> OBJECTIVE:
Extract each line containing the string "true".

> Stored data entries:
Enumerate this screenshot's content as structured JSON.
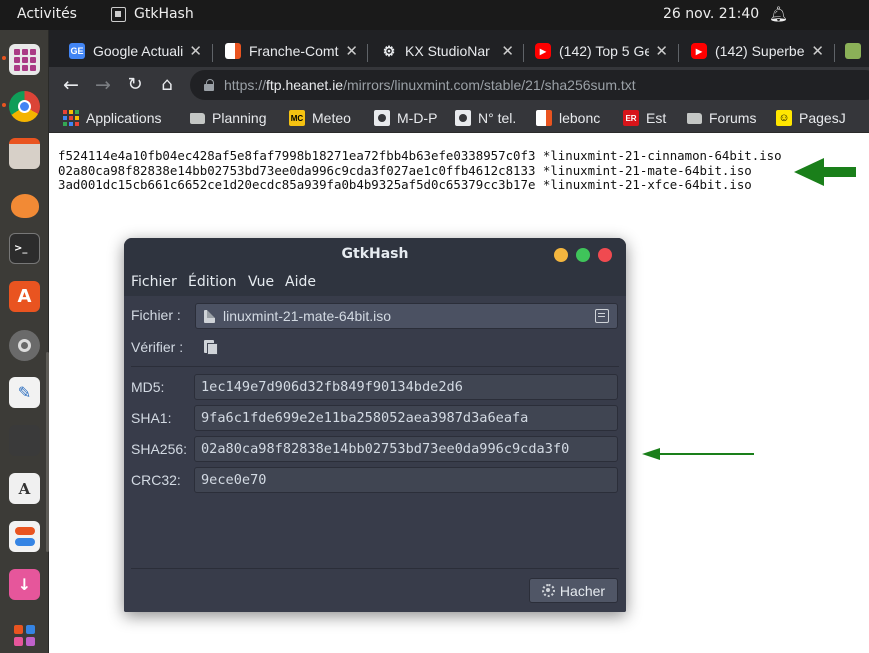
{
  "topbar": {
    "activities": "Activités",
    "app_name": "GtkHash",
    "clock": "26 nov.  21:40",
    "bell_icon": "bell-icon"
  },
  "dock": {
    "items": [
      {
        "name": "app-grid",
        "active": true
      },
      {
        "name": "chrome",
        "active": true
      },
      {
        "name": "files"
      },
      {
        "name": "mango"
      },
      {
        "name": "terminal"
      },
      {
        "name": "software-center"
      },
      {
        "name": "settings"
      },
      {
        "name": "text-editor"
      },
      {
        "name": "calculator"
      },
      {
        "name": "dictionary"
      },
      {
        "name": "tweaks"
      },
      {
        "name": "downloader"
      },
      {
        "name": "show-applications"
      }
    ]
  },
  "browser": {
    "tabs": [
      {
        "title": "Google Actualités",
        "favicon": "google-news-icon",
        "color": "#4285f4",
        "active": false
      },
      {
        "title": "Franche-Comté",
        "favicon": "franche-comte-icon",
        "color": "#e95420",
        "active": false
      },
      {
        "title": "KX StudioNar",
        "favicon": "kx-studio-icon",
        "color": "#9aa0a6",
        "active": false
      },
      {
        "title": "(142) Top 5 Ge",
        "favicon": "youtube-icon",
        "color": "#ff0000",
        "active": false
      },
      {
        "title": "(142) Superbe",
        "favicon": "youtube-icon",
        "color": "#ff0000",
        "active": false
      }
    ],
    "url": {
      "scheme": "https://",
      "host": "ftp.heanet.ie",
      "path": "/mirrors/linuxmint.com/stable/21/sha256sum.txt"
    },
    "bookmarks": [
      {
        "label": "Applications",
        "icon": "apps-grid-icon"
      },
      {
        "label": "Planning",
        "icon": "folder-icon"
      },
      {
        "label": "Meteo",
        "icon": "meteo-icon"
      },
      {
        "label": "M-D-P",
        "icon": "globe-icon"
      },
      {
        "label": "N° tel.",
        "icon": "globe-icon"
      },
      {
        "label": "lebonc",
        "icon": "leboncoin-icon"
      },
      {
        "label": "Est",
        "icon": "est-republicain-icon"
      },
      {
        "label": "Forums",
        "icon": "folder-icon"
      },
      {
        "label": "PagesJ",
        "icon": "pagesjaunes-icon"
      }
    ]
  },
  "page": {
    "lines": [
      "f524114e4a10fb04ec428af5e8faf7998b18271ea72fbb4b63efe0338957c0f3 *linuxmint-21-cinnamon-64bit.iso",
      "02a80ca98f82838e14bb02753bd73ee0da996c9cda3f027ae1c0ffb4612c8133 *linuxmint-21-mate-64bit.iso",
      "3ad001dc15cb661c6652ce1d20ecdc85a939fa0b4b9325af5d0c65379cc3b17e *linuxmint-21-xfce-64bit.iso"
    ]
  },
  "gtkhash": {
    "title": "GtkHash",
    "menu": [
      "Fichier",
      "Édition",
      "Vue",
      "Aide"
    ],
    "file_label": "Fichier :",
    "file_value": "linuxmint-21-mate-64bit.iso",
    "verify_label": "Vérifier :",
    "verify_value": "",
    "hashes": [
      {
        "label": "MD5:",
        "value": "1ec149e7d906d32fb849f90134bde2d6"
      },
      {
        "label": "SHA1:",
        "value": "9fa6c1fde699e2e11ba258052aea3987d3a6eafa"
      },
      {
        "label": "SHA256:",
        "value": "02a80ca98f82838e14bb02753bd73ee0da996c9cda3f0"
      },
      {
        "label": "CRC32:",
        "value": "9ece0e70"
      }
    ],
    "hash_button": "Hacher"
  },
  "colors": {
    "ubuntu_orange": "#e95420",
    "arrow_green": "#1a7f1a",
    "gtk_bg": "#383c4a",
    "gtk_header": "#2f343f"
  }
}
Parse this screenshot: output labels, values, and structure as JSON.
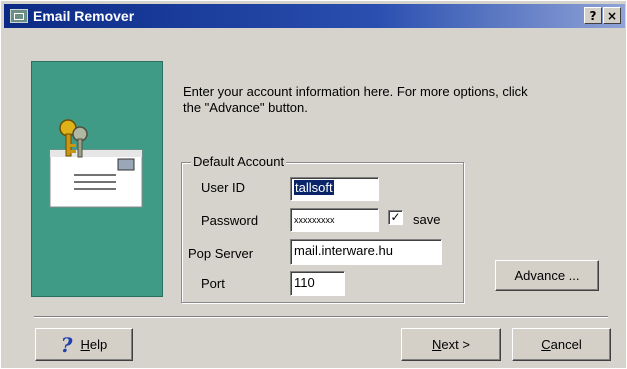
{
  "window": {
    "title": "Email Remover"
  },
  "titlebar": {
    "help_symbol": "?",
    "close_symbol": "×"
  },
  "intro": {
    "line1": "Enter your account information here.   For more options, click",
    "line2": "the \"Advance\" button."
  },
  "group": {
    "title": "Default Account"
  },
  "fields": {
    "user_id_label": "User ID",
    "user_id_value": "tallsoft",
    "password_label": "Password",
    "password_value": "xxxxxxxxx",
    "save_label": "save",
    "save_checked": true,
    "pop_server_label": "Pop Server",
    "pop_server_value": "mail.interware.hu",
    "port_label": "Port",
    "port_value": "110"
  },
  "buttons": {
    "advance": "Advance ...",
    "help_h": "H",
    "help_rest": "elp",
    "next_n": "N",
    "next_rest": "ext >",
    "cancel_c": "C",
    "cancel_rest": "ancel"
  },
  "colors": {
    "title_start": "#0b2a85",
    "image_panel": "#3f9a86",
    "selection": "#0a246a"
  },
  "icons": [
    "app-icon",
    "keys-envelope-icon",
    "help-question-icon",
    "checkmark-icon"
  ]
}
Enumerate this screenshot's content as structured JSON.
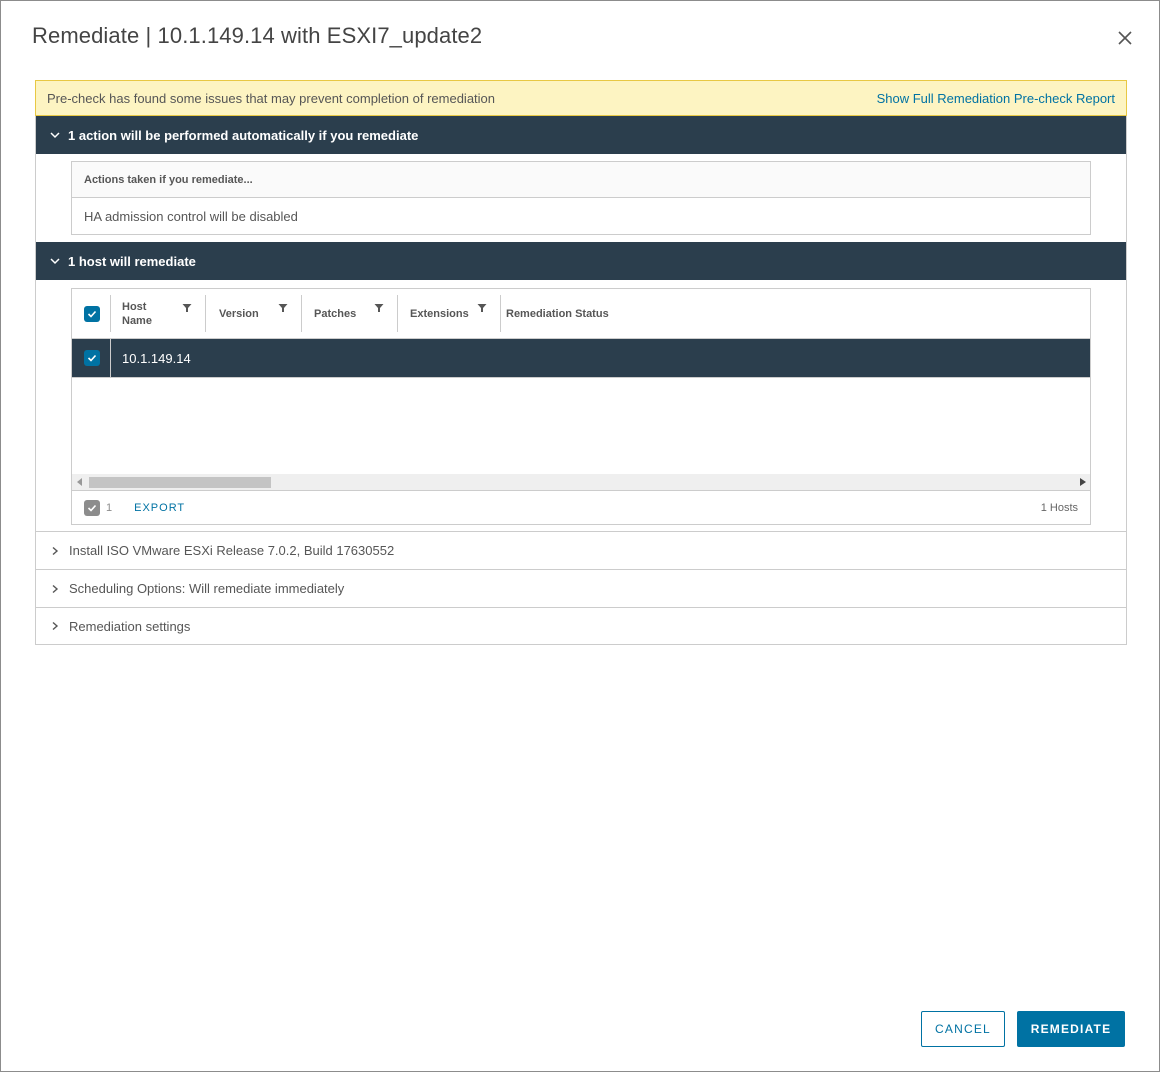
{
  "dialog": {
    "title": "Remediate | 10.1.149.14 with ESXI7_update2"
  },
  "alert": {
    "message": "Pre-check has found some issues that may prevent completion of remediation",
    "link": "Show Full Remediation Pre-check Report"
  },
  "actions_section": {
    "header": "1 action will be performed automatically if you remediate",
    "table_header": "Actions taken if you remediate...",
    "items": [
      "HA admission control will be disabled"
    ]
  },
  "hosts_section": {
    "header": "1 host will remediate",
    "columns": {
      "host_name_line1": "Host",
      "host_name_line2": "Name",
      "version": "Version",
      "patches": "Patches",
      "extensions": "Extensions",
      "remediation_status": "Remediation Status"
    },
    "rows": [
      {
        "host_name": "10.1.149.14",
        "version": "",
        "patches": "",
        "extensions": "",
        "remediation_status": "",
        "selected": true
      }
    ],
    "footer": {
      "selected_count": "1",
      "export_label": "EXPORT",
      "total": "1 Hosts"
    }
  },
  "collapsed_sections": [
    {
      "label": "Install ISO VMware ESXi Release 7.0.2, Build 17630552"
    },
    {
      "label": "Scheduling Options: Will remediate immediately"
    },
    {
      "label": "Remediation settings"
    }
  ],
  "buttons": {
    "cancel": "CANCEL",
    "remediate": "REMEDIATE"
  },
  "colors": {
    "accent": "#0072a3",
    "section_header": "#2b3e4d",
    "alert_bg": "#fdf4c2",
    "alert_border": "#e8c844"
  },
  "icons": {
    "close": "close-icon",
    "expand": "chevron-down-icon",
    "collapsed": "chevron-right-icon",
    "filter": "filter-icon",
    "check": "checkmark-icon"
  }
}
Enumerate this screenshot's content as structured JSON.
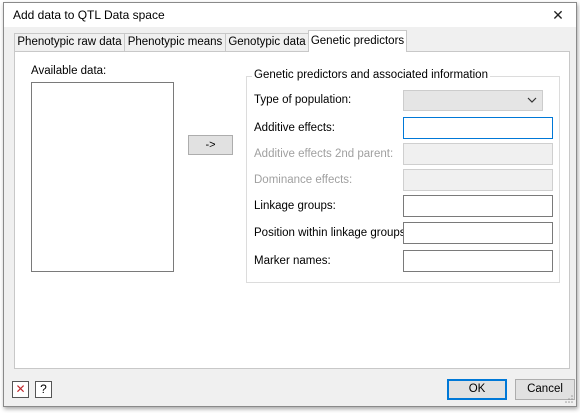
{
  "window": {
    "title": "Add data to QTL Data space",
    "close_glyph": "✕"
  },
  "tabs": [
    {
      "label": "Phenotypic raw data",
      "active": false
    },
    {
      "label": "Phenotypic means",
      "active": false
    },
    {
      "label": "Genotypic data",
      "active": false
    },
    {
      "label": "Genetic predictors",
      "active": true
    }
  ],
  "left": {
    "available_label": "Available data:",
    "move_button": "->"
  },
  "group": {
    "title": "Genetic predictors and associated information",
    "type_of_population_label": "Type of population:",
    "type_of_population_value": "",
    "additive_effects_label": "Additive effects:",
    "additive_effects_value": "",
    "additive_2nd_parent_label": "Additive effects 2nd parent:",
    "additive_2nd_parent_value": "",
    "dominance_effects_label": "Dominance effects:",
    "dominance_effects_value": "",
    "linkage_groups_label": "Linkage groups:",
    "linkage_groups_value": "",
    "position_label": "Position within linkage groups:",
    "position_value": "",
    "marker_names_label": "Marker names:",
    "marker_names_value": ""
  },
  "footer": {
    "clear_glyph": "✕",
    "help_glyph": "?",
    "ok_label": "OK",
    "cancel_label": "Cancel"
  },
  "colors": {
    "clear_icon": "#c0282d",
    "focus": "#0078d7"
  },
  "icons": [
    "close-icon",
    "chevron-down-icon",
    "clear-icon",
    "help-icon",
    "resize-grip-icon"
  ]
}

> TASK RESPONSE:
        "active": true
        "active": true
    "save_checked": true,
        "selected": true
      "active": true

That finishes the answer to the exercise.